* **Instructions for the task**:
Once the pictures are set aside, transcribe the remaining data exactly.

* **Figure record extracts**:
::::

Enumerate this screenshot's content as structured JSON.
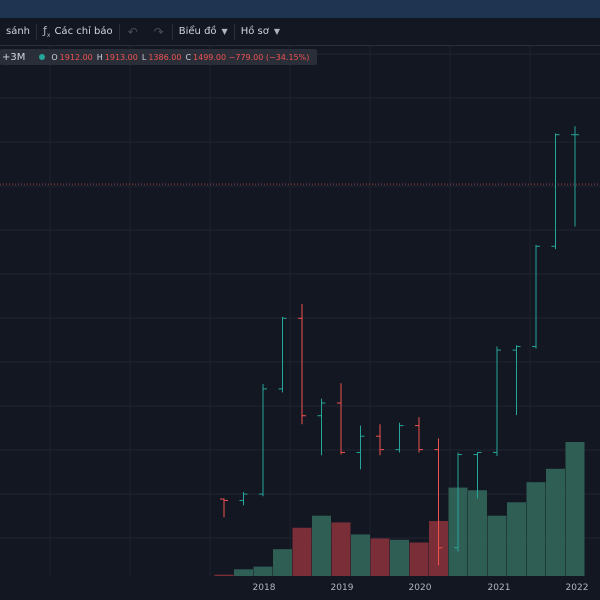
{
  "toolbar": {
    "compare_label": "sánh",
    "indicators_label": "Các chỉ báo",
    "undo_icon": "undo-icon",
    "redo_icon": "redo-icon",
    "chart_type_label": "Biểu đồ",
    "profile_label": "Hồ sơ"
  },
  "legend": {
    "interval": "+3M",
    "o_key": "O",
    "o_val": "1912.00",
    "h_key": "H",
    "h_val": "1913.00",
    "l_key": "L",
    "l_val": "1386.00",
    "c_key": "C",
    "c_val": "1499.00 −779.00 (−34.15%)",
    "dot_color": "#26a69a"
  },
  "colors": {
    "up": "#26a69a",
    "down": "#ef5350",
    "vol_up": "#2f5e55",
    "vol_down": "#7a2e38"
  },
  "chart_data": {
    "type": "bar",
    "x_ticks": [
      "2018",
      "2019",
      "2020",
      "2021",
      "2022"
    ],
    "series": [
      {
        "period": "2017 Q3",
        "o": 24.4,
        "h": 24.5,
        "l": 21.8,
        "c": 24.2,
        "v": 1
      },
      {
        "period": "2017 Q4",
        "o": 24.2,
        "h": 25.4,
        "l": 23.5,
        "c": 25.1,
        "v": 5
      },
      {
        "period": "2018 Q1",
        "o": 25.1,
        "h": 40.7,
        "l": 24.8,
        "c": 40.0,
        "v": 7
      },
      {
        "period": "2018 Q2",
        "o": 40.0,
        "h": 50.2,
        "l": 39.5,
        "c": 50.0,
        "v": 20
      },
      {
        "period": "2018 Q3",
        "o": 50.0,
        "h": 52.0,
        "l": 35.0,
        "c": 36.2,
        "v": 36
      },
      {
        "period": "2018 Q4",
        "o": 36.2,
        "h": 38.6,
        "l": 30.6,
        "c": 38.0,
        "v": 45
      },
      {
        "period": "2019 Q1",
        "o": 38.0,
        "h": 40.8,
        "l": 30.7,
        "c": 31.0,
        "v": 40
      },
      {
        "period": "2019 Q2",
        "o": 31.0,
        "h": 34.8,
        "l": 28.6,
        "c": 33.3,
        "v": 31
      },
      {
        "period": "2019 Q3",
        "o": 33.3,
        "h": 35.0,
        "l": 30.6,
        "c": 31.4,
        "v": 28
      },
      {
        "period": "2019 Q4",
        "o": 31.4,
        "h": 35.2,
        "l": 31.0,
        "c": 34.8,
        "v": 27
      },
      {
        "period": "2020 Q1",
        "o": 34.8,
        "h": 36.0,
        "l": 31.0,
        "c": 31.4,
        "v": 25
      },
      {
        "period": "2020 Q2",
        "o": 31.4,
        "h": 33.0,
        "l": 15.0,
        "c": 17.5,
        "v": 41
      },
      {
        "period": "2020 Q3",
        "o": 17.5,
        "h": 31.0,
        "l": 17.0,
        "c": 30.7,
        "v": 66
      },
      {
        "period": "2020 Q4",
        "o": 30.7,
        "h": 31.0,
        "l": 24.5,
        "c": 31.0,
        "v": 64
      },
      {
        "period": "2021 Q1",
        "o": 31.0,
        "h": 46.0,
        "l": 30.5,
        "c": 45.5,
        "v": 45
      },
      {
        "period": "2021 Q2",
        "o": 45.5,
        "h": 46.2,
        "l": 36.3,
        "c": 46.0,
        "v": 55
      },
      {
        "period": "2021 Q3",
        "o": 46.0,
        "h": 60.4,
        "l": 45.7,
        "c": 60.2,
        "v": 70
      },
      {
        "period": "2021 Q4",
        "o": 60.2,
        "h": 76.2,
        "l": 59.8,
        "c": 76.0,
        "v": 80
      },
      {
        "period": "2022 Q1",
        "o": 76.0,
        "h": 77.2,
        "l": 63.0,
        "c": 76.0,
        "v": 100
      }
    ],
    "price_line": 69.0,
    "ylim": [
      13.5,
      88
    ],
    "volume_max": 100,
    "grid": true
  }
}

::::

* **Result**:
Enumerate this screenshot's content as structured JSON.
{
  "toolbar": {
    "compare_label": "sánh",
    "indicators_label": "Các chỉ báo",
    "undo_icon": "undo-icon",
    "redo_icon": "redo-icon",
    "chart_type_label": "Biểu đồ",
    "profile_label": "Hồ sơ"
  },
  "legend": {
    "interval": "+3M",
    "o_key": "O",
    "o_val": "1912.00",
    "h_key": "H",
    "h_val": "1913.00",
    "l_key": "L",
    "l_val": "1386.00",
    "c_key": "C",
    "c_val": "1499.00 −779.00 (−34.15%)",
    "dot_color": "#26a69a"
  },
  "colors": {
    "up": "#26a69a",
    "down": "#ef5350",
    "vol_up": "#2f5e55",
    "vol_down": "#7a2e38"
  },
  "chart_data": {
    "type": "bar",
    "x_ticks": [
      "2018",
      "2019",
      "2020",
      "2021",
      "2022"
    ],
    "series": [
      {
        "period": "2017 Q3",
        "o": 24.4,
        "h": 24.5,
        "l": 21.8,
        "c": 24.2,
        "v": 1
      },
      {
        "period": "2017 Q4",
        "o": 24.2,
        "h": 25.4,
        "l": 23.5,
        "c": 25.1,
        "v": 5
      },
      {
        "period": "2018 Q1",
        "o": 25.1,
        "h": 40.7,
        "l": 24.8,
        "c": 40.0,
        "v": 7
      },
      {
        "period": "2018 Q2",
        "o": 40.0,
        "h": 50.2,
        "l": 39.5,
        "c": 50.0,
        "v": 20
      },
      {
        "period": "2018 Q3",
        "o": 50.0,
        "h": 52.0,
        "l": 35.0,
        "c": 36.2,
        "v": 36
      },
      {
        "period": "2018 Q4",
        "o": 36.2,
        "h": 38.6,
        "l": 30.6,
        "c": 38.0,
        "v": 45
      },
      {
        "period": "2019 Q1",
        "o": 38.0,
        "h": 40.8,
        "l": 30.7,
        "c": 31.0,
        "v": 40
      },
      {
        "period": "2019 Q2",
        "o": 31.0,
        "h": 34.8,
        "l": 28.6,
        "c": 33.3,
        "v": 31
      },
      {
        "period": "2019 Q3",
        "o": 33.3,
        "h": 35.0,
        "l": 30.6,
        "c": 31.4,
        "v": 28
      },
      {
        "period": "2019 Q4",
        "o": 31.4,
        "h": 35.2,
        "l": 31.0,
        "c": 34.8,
        "v": 27
      },
      {
        "period": "2020 Q1",
        "o": 34.8,
        "h": 36.0,
        "l": 31.0,
        "c": 31.4,
        "v": 25
      },
      {
        "period": "2020 Q2",
        "o": 31.4,
        "h": 33.0,
        "l": 15.0,
        "c": 17.5,
        "v": 41
      },
      {
        "period": "2020 Q3",
        "o": 17.5,
        "h": 31.0,
        "l": 17.0,
        "c": 30.7,
        "v": 66
      },
      {
        "period": "2020 Q4",
        "o": 30.7,
        "h": 31.0,
        "l": 24.5,
        "c": 31.0,
        "v": 64
      },
      {
        "period": "2021 Q1",
        "o": 31.0,
        "h": 46.0,
        "l": 30.5,
        "c": 45.5,
        "v": 45
      },
      {
        "period": "2021 Q2",
        "o": 45.5,
        "h": 46.2,
        "l": 36.3,
        "c": 46.0,
        "v": 55
      },
      {
        "period": "2021 Q3",
        "o": 46.0,
        "h": 60.4,
        "l": 45.7,
        "c": 60.2,
        "v": 70
      },
      {
        "period": "2021 Q4",
        "o": 60.2,
        "h": 76.2,
        "l": 59.8,
        "c": 76.0,
        "v": 80
      },
      {
        "period": "2022 Q1",
        "o": 76.0,
        "h": 77.2,
        "l": 63.0,
        "c": 76.0,
        "v": 100
      }
    ],
    "price_line": 69.0,
    "ylim": [
      13.5,
      88
    ],
    "volume_max": 100,
    "grid": true
  }
}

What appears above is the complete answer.